Are you able to quote each entry exactly as written?

Lines of data
=-=-=

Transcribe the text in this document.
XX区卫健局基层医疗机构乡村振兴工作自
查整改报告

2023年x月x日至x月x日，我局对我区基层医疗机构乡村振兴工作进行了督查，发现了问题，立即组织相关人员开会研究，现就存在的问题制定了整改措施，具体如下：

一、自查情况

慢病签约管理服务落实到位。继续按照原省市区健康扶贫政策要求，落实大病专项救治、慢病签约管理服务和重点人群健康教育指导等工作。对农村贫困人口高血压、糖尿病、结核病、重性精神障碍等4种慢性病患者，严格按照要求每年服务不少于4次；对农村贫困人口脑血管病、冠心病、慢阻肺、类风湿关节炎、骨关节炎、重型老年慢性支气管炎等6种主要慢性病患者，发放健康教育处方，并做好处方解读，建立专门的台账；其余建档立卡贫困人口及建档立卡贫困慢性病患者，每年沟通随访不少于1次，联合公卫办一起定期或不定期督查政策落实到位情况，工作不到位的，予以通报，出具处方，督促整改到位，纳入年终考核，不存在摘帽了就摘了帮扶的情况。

=-=-=

Final answer:
Transcribe the text in this document.
XX区卫健局基层医疗机构乡村振兴工作自
查整改报告

2023年x月x日至x月x日，我局对我区基层医疗机构乡村振兴工作进行了督查，发现了问题，立即组织相关人员开会研究，现就存在的问题制定了整改措施，具体如下：

一、自查情况

慢病签约管理服务落实到位。继续按照原省市区健康扶贫政策要求，落实大病专项救治、慢病签约管理服务和重点人群健康教育指导等工作。对农村贫困人口高血压、糖尿病、结核病、重性精神障碍等4种慢性病患者，严格按照要求每年服务不少于4次；对农村贫困人口脑血管病、冠心病、慢阻肺、类风湿关节炎、骨关节炎、重型老年慢性支气管炎等6种主要慢性病患者，发放健康教育处方，并做好处方解读，建立专门的台账；其余建档立卡贫困人口及建档立卡贫困慢性病患者，每年沟通随访不少于1次，联合公卫办一起定期或不定期督查政策落实到位情况，工作不到位的，予以通报，出具处方，督促整改到位，纳入年终考核，不存在摘帽了就摘了帮扶的情况。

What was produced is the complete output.